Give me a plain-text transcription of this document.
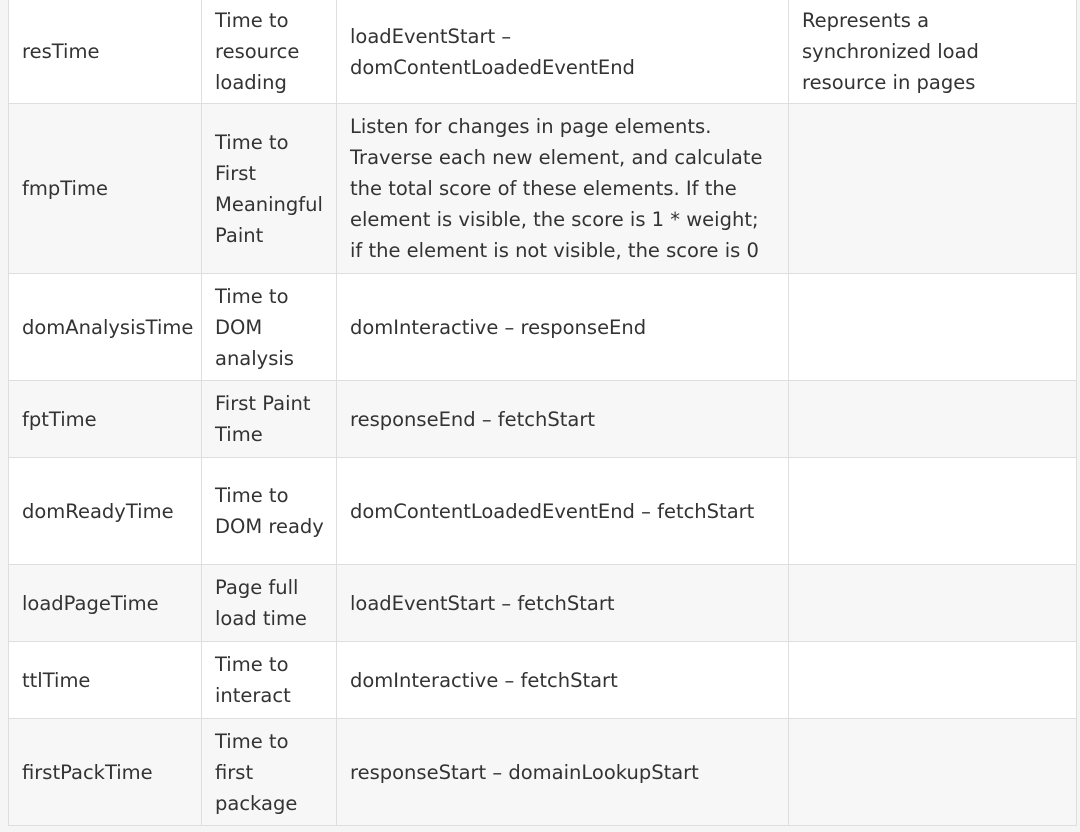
resTime	Time to resource loading	loadEventStart – domContentLoadedEventEnd	Represents a synchronized load resource in pages
fmpTime	Time to First Meaningful Paint	Listen for changes in page elements. Traverse each new element, and calculate the total score of these elements. If the element is visible, the score is 1 * weight; if the element is not visible, the score is 0	
domAnalysisTime	Time to DOM analysis	domInteractive – responseEnd	
fptTime	First Paint Time	responseEnd – fetchStart	
domReadyTime	Time to DOM ready	domContentLoadedEventEnd – fetchStart	
loadPageTime	Page full load time	loadEventStart – fetchStart	
ttlTime	Time to interact	domInteractive – fetchStart	
firstPackTime	Time to first package	responseStart – domainLookupStart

Written instruction
Gather each line in the entries above where the string "Paint" is found.

Task answer
fmpTime	Time to First Meaningful Paint	Listen for changes in page elements. Traverse each new element, and calculate the total score of these elements. If the element is visible, the score is 1 * weight; if the element is not visible, the score is 0	
fptTime	First Paint Time	responseEnd – fetchStart	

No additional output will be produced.